* What you should do *
List every line in the records below that contains the string "author".

(Listings of boxed layout items)
## Start
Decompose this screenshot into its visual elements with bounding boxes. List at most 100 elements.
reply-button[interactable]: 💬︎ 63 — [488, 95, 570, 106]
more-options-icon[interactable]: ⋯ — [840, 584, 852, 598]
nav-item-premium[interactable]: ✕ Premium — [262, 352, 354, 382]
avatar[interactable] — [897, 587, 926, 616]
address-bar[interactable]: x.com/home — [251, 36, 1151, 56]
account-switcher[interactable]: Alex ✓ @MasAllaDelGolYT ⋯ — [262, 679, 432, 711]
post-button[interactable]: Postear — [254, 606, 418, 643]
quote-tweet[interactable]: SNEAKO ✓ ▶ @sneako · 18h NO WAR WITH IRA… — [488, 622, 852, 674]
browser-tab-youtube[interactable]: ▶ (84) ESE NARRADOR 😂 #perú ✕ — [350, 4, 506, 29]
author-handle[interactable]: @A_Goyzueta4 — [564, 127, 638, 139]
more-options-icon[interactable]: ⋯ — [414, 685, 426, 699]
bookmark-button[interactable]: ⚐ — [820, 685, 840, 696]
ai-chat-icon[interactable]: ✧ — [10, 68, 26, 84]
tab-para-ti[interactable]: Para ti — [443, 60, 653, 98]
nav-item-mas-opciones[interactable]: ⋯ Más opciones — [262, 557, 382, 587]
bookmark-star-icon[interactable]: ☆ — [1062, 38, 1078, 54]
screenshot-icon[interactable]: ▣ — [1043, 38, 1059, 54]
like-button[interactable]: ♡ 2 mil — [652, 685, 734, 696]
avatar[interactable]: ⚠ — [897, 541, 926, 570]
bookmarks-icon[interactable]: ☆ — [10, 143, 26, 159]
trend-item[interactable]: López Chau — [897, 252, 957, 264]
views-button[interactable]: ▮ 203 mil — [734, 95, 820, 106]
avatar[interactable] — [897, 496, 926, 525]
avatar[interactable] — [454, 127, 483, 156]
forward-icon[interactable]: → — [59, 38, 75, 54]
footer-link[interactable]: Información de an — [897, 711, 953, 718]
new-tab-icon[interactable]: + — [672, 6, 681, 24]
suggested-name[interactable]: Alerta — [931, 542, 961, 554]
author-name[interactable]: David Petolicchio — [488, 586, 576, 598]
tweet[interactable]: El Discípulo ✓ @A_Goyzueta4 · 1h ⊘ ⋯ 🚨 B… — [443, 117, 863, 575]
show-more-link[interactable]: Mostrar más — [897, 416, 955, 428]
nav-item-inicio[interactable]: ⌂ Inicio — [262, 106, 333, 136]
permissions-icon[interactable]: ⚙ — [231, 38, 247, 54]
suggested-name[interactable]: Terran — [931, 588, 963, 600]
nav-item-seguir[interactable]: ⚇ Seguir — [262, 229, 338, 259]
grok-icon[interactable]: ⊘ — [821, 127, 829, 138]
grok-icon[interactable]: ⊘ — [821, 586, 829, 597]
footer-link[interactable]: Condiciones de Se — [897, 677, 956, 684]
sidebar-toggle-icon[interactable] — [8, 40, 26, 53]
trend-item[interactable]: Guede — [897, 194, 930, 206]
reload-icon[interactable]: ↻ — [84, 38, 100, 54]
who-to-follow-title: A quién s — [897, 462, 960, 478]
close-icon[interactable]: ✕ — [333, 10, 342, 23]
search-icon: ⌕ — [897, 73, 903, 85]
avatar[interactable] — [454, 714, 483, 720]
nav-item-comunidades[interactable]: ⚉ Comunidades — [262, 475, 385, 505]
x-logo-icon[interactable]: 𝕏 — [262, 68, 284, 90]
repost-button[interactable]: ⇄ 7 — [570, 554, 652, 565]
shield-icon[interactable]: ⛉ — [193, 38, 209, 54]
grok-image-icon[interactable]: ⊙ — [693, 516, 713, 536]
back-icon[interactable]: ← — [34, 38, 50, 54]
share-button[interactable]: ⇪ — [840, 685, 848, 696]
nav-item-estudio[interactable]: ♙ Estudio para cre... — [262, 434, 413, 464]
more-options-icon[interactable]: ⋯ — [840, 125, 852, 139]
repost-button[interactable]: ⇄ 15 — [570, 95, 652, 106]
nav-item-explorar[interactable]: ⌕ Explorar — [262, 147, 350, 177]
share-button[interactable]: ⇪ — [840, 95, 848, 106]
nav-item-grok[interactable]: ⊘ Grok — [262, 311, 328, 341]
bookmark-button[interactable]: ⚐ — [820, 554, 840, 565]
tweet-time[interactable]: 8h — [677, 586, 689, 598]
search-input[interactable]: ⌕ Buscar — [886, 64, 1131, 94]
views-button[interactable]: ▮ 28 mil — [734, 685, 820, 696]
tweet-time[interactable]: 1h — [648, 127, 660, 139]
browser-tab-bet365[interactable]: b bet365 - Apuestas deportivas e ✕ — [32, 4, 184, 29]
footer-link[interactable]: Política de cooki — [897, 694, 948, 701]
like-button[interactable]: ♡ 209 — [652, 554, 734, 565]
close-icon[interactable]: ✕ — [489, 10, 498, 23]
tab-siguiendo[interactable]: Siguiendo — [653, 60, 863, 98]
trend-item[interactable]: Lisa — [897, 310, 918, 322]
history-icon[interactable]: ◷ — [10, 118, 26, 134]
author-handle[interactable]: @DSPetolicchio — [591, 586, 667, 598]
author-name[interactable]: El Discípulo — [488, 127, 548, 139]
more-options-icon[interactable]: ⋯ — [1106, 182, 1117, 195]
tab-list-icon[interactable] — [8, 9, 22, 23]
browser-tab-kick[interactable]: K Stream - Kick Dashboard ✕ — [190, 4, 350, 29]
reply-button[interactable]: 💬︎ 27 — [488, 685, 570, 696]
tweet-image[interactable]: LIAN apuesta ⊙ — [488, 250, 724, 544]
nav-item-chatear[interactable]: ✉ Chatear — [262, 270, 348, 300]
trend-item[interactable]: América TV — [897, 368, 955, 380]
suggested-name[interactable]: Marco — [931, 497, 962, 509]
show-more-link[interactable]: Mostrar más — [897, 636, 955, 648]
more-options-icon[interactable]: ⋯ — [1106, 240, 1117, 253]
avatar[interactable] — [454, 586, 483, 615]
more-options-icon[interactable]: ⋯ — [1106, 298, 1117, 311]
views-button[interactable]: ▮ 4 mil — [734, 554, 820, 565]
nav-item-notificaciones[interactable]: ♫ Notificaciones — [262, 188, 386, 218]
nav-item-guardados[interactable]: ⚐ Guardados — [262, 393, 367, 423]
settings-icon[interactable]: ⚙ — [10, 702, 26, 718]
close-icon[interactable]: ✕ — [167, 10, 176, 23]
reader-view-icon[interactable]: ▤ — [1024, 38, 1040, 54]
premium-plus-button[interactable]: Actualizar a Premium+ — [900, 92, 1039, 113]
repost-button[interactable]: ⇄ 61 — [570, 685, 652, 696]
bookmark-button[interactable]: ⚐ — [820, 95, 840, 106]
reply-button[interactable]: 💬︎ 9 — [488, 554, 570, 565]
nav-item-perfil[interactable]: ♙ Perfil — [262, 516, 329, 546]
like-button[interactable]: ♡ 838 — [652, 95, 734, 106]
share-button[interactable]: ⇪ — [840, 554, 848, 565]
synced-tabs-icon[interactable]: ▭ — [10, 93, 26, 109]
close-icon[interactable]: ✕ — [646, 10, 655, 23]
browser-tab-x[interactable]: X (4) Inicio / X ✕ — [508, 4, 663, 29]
## End
* Task solution *
author-handle[interactable]: @A_Goyzueta4 — [564, 127, 638, 139]
author-name[interactable]: David Petolicchio — [488, 586, 576, 598]
author-handle[interactable]: @DSPetolicchio — [591, 586, 667, 598]
author-name[interactable]: El Discípulo — [488, 127, 548, 139]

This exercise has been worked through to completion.